(Data records)
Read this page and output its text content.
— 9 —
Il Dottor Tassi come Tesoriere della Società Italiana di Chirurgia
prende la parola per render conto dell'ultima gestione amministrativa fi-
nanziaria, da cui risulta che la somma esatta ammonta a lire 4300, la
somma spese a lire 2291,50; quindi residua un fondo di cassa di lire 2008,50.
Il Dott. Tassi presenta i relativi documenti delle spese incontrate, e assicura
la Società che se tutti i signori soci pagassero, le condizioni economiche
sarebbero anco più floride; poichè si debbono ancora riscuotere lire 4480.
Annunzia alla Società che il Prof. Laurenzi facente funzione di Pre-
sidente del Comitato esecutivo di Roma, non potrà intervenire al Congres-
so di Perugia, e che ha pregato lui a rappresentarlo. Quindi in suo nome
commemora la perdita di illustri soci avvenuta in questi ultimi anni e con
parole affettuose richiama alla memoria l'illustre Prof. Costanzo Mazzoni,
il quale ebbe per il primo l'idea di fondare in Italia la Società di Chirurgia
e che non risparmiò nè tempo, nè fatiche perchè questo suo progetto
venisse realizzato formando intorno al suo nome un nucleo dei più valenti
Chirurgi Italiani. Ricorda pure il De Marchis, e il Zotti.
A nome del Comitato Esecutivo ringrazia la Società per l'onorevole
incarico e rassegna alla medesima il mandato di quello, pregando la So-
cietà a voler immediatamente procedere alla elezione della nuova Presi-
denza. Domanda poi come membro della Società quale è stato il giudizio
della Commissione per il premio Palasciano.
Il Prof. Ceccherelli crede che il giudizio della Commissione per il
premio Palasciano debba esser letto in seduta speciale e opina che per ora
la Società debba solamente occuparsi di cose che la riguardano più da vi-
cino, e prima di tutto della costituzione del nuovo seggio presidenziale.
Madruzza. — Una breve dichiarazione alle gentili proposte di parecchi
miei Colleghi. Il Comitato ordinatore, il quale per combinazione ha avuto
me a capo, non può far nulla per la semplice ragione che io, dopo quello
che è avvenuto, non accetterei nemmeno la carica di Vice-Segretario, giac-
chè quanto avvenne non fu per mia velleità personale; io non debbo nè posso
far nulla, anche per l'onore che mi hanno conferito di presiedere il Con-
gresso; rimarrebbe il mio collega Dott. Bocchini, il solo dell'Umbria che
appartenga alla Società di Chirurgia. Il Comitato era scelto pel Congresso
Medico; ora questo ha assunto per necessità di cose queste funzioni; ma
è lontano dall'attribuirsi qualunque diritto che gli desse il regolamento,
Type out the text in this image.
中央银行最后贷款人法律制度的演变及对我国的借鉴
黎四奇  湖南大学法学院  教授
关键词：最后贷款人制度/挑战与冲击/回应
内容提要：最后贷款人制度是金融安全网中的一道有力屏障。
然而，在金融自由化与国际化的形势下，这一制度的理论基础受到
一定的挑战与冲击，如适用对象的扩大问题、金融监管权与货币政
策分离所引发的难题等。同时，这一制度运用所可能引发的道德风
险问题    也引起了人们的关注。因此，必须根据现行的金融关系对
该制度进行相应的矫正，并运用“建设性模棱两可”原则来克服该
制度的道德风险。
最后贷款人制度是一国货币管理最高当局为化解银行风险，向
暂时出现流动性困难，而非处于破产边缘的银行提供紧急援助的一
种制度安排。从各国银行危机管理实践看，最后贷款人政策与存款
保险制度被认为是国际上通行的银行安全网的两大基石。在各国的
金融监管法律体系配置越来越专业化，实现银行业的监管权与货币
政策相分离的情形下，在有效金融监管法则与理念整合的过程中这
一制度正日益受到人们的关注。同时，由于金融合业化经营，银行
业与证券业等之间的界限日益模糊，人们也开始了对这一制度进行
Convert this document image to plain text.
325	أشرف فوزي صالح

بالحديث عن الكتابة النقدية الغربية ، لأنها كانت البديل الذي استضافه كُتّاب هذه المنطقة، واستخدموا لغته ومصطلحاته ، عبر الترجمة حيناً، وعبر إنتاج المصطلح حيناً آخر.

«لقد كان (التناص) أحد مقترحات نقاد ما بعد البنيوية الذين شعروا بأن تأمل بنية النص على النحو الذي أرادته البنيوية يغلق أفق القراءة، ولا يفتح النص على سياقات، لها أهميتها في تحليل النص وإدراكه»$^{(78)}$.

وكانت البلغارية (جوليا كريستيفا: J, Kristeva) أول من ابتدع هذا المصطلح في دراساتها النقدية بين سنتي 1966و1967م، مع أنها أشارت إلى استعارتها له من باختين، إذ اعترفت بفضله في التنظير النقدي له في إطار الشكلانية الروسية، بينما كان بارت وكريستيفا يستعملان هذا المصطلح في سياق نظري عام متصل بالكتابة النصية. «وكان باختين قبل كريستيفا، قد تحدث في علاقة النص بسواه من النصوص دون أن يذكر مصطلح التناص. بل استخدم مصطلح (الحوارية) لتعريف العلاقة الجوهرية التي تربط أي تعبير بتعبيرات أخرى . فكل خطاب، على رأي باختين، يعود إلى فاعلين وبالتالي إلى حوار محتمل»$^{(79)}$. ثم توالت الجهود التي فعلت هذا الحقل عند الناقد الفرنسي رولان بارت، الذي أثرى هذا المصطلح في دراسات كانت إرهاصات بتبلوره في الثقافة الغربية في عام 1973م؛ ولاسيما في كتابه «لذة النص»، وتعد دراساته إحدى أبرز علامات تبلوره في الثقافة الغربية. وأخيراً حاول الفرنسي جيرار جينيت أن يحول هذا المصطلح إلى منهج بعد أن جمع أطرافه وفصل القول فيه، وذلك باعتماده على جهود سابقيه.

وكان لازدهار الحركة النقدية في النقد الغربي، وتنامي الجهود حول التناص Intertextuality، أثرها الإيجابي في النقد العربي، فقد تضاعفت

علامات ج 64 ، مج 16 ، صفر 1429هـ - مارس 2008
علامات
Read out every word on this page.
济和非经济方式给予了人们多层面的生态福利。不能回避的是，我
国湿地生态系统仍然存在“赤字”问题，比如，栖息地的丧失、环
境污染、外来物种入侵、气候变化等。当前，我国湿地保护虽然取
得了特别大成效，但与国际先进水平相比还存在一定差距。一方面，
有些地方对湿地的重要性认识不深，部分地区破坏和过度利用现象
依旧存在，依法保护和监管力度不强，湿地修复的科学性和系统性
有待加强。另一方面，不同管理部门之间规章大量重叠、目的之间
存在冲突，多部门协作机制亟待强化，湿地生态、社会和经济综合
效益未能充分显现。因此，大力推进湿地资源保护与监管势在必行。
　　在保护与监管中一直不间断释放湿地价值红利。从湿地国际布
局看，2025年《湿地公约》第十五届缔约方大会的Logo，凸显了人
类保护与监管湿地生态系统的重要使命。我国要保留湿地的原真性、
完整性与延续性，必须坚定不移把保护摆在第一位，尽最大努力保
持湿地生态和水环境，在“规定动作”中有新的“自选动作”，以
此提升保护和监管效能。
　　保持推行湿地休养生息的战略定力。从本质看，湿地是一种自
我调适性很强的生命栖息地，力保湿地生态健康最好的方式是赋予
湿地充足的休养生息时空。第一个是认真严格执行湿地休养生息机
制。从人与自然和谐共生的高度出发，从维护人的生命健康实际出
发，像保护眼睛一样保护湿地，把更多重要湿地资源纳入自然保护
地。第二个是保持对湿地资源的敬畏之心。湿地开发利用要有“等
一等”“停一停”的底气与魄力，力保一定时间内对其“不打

▸ DIRECTIONS FOR THIS TASK
Return nothing except the number of lines that include the string "cose".

▸ REPLY TO THE TASK
2